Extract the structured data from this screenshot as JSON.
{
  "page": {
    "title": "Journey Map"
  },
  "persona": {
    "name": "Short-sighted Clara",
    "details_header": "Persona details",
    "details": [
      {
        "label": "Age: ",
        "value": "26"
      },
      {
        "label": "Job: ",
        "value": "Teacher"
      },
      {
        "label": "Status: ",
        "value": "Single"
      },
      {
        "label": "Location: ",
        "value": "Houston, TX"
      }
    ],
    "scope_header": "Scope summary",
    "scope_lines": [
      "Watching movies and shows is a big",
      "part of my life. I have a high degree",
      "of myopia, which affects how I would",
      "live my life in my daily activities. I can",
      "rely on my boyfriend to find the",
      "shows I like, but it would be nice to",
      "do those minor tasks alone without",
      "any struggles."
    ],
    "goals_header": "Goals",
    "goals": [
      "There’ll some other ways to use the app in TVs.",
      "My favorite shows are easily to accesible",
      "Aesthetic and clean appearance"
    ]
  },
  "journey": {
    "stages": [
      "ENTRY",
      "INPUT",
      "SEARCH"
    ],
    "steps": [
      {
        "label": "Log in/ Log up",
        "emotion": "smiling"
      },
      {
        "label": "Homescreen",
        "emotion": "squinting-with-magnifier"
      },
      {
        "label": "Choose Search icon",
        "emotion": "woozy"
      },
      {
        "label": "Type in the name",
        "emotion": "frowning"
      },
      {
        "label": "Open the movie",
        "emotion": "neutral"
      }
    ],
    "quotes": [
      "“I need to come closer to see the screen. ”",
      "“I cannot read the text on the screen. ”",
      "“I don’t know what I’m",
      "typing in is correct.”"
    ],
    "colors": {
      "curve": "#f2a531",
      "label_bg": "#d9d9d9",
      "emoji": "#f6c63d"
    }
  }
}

## EXERCISE AIM
Write down every line of the data above that includes the string "emotion".

## SOLUTION FOR THIS TASK
        "emotion": "smiling"
        "emotion": "squinting-with-magnifier"
        "emotion": "woozy"
        "emotion": "frowning"
        "emotion": "neutral"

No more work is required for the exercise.